** start of Passage to read **

Satisfied that if any circumstances have given peculiar value to my services,
they were temporary, I have the consolation to believe, that while choice and
prudence invite me to quit the political scene, patriotism does not forbid it.
Here, perhaps, I ought to stop. But a solicitude for
your welfare, which cannot end but with my life, and the apprehension of danger,
natural to that solicitude urge me on an occasion like the present, to offer to
your solemn contemplation, and to recommend to your frequent review, some
sentiments; which are the result of much reflection, of no inconsiderable
observation, and which appear to me all important to the permanency of your
felicity as a people. These will be offered to you with the more freedom, as you
can only see in them the disinterested warnings of a parting friend, who can
possibly have no personal motive as his counsel.
Interwoven as is the love of liberty with every ligament
of your hearts, no recommendation of mine is necessary to fortify or confirm the
attachment.
The unity of government which constitutes you one people
is also now dear to you. It is justly so; for it is a main pillar in the edifice
of your real independence, the support of your tranquility at home; your peace
abroad; of your safety; of your prosperity; of that very liberty which you so
highly prize. But as it is easy to foresee, that from different causes and from
different quarters, much pains will be taken, many artifices employed, to weaken
in your minds the conviction of this truth; as this is the point in your
political fortress against which the batteries of internal and external enemies
will be most constantly and actively (though often covertly and insidiously)
directed, it is of infinite moment, that you should properly estimate the
immense value of your national Union to your collective and individual
happiness; that you should cherish a cordial, habitual and immoveable attachment
to it; accustoming yourselves to think and speak of it as the palladium of your
political safety and prosperity; watching for its preservation with jealous
anxiety; discountenancing whatever may suggest even a suspicion that it can in
any event be abandoned, and indignantly frowning upon the first dawning of every
attempt to alienate any portion of our country from the rest, or to enfeeble the
sacred ties which now link together the various parts.
For this you have every inducement of sympathy and
interest. Citizens by birth or choice, of a common country, that country has a
right to concentrate your affections. The name of `American`, which belongs to
you, in your national capacity, must always exalt the just pride of patriotism,
more than any appelation derived from local discriminations. With slight shades
of difference, you have the same religion, manners, habits and political
principles. You have in a common cause fought and triumphed together. The
independence and liberty you possess are the work of joint councils, and joint
efforts; of common dangers, sufferings and successes.
But these considerations, however powerfully they
address themselves to your sensibility, are greatly outweighed by those which
apply more immediately to your interest. Here every portion of our country finds
the most commanding motives for carefully guarding and preserving the union of
the whole.
The North, in an unrestrained intercourse with the
South, protected by the equal laws of a common Government, finds in the
production of the latter, great additional resources of maritime and commercial
enterprise and precious materials of manufacturing industry. The South in the
same intercourse, benefitting by the agency of the North, sees its agriculture
grow and its commerce expand. Turning partly into its own channels the seamen of
the North, it finds its particular navigation envigorated; and while it
contributes, in different ways, to nourish and increase the general mass of the
national navigation, it looks forward to the protection of a maritime strength,
to which itself is unequally adapted. The East, in a like intercourse with the
West, already finds, and in the progressive improvement of interior
communications, by land and water, will more and more find a valuable vent for
the commodities which it brings from abroad, or manufactures at home. The West
derives from the East supplies requisite to its growth and comfort, and what is
perhaps of still greater consequence, it must of necessity owe the secure
enjoyment of indispensable outlets for its own productions to the weight,
influence, and the future maritime strength of the Atlantic side of the Union,
directed by an indissoluble community of interest as one nation. Any other
tenure by which the West can hold this essential advantage, whether derived from
its own separate strength, or from an apostate and unnatural connection with any
foreign power, must be intrinsically precarious.

** end of Passage to read **
** start of Entries supplied **

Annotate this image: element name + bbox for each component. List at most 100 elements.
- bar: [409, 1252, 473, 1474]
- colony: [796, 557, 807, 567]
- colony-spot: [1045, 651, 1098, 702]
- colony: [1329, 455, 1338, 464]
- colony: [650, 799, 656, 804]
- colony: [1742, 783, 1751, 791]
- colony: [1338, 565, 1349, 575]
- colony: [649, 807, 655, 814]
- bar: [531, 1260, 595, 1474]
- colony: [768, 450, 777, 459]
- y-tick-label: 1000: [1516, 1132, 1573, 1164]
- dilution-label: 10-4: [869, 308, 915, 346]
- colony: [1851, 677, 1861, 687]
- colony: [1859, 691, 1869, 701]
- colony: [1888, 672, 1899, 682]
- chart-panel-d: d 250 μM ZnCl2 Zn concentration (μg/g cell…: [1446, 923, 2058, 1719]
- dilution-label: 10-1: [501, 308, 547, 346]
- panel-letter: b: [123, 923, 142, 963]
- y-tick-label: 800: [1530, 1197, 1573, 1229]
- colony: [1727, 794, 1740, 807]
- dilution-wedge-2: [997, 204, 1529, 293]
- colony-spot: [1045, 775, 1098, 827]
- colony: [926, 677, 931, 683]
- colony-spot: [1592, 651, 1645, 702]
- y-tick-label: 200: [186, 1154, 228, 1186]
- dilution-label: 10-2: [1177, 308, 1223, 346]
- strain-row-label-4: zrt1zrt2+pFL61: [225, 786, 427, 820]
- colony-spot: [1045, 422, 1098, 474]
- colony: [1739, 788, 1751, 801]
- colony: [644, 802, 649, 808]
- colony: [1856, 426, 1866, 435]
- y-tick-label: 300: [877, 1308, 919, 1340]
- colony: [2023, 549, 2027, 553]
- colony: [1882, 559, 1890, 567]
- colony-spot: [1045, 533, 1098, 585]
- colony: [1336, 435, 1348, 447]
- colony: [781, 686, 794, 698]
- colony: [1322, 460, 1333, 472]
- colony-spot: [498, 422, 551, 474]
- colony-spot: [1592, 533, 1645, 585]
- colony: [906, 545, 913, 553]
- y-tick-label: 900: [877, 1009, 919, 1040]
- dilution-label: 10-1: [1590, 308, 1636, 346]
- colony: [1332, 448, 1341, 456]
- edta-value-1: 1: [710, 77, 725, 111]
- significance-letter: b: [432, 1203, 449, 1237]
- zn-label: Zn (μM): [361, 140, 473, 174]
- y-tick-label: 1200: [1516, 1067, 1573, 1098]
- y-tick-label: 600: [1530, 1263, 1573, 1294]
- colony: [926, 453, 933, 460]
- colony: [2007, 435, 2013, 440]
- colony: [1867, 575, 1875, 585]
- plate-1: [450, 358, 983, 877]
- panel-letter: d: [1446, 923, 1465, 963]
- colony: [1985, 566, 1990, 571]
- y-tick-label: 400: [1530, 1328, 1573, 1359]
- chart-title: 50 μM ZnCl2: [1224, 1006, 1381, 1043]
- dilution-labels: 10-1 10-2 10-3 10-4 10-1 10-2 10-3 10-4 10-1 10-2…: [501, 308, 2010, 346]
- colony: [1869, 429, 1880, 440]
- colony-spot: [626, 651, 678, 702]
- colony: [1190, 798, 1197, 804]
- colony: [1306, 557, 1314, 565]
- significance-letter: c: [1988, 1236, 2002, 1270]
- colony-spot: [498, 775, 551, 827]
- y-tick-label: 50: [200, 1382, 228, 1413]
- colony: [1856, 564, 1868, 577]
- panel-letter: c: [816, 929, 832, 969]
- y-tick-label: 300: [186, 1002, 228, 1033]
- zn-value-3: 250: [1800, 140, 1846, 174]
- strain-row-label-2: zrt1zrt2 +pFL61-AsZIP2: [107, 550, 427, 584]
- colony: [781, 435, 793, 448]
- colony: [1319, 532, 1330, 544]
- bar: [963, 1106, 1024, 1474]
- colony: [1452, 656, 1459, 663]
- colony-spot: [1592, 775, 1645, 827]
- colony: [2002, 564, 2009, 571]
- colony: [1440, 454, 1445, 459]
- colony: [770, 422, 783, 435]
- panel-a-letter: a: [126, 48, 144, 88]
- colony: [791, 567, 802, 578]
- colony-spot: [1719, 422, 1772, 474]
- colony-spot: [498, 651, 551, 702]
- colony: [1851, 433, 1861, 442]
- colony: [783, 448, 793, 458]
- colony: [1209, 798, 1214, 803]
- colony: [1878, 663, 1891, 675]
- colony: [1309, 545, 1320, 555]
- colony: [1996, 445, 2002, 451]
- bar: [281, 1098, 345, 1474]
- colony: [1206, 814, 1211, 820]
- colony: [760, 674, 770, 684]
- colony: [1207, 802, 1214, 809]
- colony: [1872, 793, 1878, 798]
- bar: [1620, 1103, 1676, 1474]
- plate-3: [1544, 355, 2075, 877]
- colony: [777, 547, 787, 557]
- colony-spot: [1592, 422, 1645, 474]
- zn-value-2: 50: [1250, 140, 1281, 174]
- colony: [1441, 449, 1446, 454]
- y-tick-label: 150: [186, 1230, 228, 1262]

** end of Entries supplied **

## Problems to solve
• a. What does the passage on the Union call the unity of government?
• b. For each statement, answer yes or no to show whether it agrees with the passage on the Union, and quote the words from the passage that decide it.
(i) The speaker says a recommendation is needed to strengthen the people's attachment to liberty.
(ii) The West gets supplies for its growth and comfort from the East.
(iii) The speaker says patriotism forbids leaving the political scene.
• c. Continue the passage on the Union, starting after its last sentence.
The entries have nothing to do with the passage on the Union.

## Expected answers
• a. A main pillar in the edifice of your real independence.

• b.
(i) No: "no recommendation of mine is necessary to fortify or confirm the attachment."
(ii) Yes: "The West derives from the East supplies requisite to its growth and comfort"
(iii) No: "patriotism does not forbid it."

• c.
While then every part of our country thus feels an
immediate and particular interest in union, all the parts combined cannot fail
to find in the united mass of means and efforts greater strength, greater
resource, proportionably greater security from external danger, a less frequent
interruption of their peace by foreign nations; and, what is of inestimable
value, they must derive from union an exemption from those broils and wars
between themselves, which so frequently afflict neighboring countries, not tied
together by the same government; which their own rivalships alone would be
sufficient to produce, but which opposite foreign alliances, attachments and
intrigues would stimulate and imbitter. Hence, likewise, they will avoid the
necessity of those overgrown military establishments which, under any form of
government, are inauspicious to liberty and which are to be regarded as
particularly hostile to republican liberty. In this sense it is that your union
ought to be considered as a main prop of your liberty, and that the love of the
one ought to endear you to the preservation of the other.
Is there a doubt whether a common government can embrace
so large a sphere? Let experience solve it. To listen to mere speculation in
such a case were criminal. It is well worth a fair and full experiment. With
such powerful and obvious motives to union affecting all parts of our country,
while experience shall not have demonstrated its impracticability, there will
always be reason to distrust the patriotism of those who in any quarter may
endeavor to weaken its bands.
In contemplating the causes which may disturb our union,
it occurs as a matter of serious concern, that any ground should have been
furnished for characterizing parties by geographical discriminations: Northern
and Southern; Atlantic and Western; whence designing men may endeavor to excite
a belief that there is a real difference of local interests and views. One of
the expedients of party to acquire influence, within particular districts, is to
misrepresent the opinions and aims of other districts. You cannot shield
yourselves too much against the jealousies and heart burnings which spring from
these misrepresentations; they tend to render alien to each other those who
ought to be bound together by fraternal affection.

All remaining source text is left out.